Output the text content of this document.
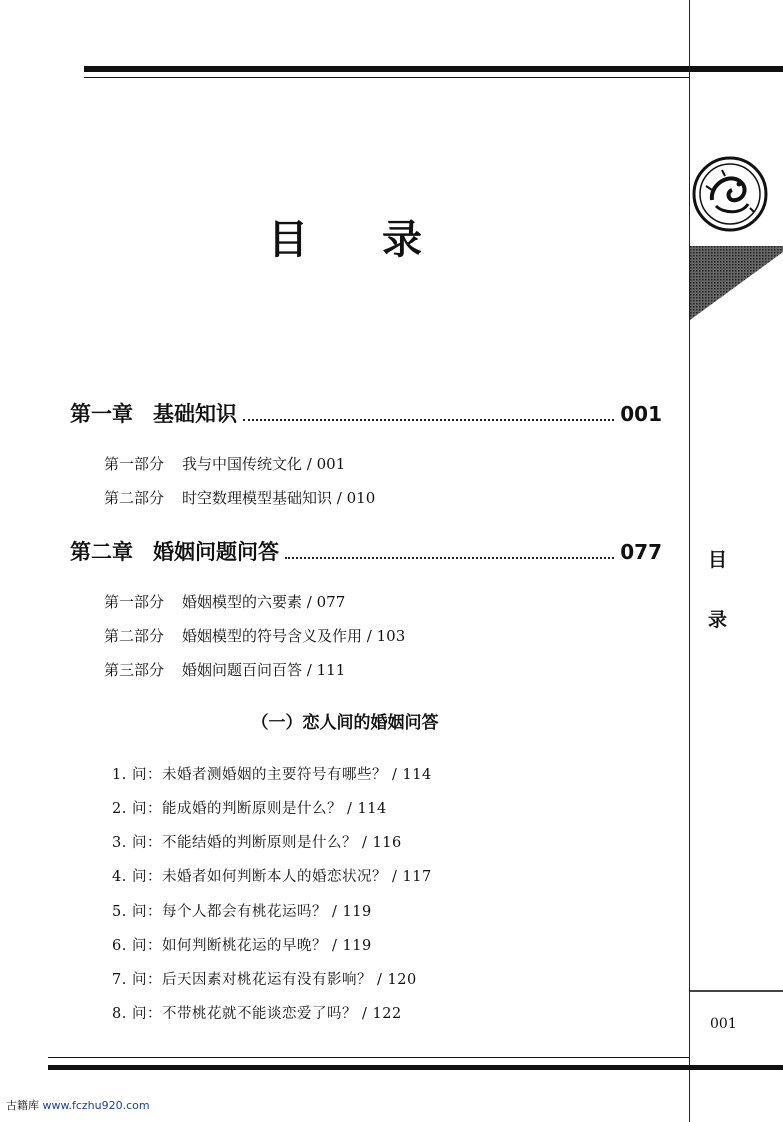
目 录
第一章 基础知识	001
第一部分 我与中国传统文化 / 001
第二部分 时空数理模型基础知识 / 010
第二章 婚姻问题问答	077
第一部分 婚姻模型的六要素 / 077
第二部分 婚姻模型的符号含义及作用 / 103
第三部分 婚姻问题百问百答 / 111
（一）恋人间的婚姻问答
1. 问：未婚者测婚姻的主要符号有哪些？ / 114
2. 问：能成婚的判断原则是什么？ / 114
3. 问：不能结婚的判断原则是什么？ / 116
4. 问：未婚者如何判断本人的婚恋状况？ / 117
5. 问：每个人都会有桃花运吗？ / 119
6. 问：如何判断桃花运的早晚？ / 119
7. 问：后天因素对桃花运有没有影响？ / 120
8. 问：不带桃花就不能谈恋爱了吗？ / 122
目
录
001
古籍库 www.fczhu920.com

==========

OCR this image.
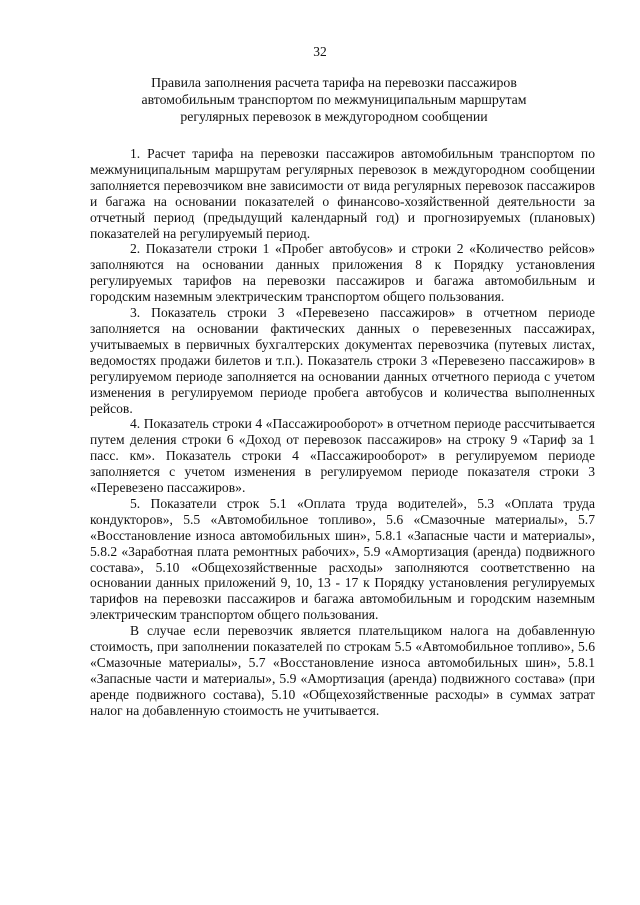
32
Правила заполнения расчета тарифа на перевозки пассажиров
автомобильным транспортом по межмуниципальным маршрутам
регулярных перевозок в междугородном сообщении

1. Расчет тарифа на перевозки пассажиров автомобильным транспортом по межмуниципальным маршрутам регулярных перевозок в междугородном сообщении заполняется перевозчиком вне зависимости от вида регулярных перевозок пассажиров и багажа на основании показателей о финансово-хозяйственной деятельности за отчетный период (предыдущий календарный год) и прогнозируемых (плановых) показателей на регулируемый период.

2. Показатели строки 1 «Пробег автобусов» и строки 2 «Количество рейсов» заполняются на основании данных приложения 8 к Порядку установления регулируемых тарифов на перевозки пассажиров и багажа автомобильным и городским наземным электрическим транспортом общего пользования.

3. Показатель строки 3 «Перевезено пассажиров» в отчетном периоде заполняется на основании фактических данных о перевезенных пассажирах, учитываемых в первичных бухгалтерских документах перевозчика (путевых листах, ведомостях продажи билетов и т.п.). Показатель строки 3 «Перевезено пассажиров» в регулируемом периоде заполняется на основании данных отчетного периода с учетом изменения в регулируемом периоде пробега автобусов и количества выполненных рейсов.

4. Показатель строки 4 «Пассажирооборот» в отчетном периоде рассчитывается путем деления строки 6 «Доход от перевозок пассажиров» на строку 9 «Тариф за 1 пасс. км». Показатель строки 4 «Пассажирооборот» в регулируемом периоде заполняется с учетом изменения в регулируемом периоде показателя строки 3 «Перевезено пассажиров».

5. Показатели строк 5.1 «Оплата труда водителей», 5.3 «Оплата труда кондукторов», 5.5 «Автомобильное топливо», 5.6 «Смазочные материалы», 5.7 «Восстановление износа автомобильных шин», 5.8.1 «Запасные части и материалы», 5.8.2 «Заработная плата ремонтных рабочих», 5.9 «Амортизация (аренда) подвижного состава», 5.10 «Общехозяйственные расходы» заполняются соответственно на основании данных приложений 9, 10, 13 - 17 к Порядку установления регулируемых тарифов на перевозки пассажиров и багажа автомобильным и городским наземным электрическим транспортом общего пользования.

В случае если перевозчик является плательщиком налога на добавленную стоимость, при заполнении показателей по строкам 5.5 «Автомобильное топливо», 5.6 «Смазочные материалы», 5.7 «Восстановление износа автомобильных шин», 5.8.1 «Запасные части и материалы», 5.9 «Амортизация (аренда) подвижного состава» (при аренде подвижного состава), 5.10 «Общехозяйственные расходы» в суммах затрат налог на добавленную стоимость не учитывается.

==========

Do this - State the number of lines in the data that include the string "наземным", and add nothing else.

Response to this exercise - 2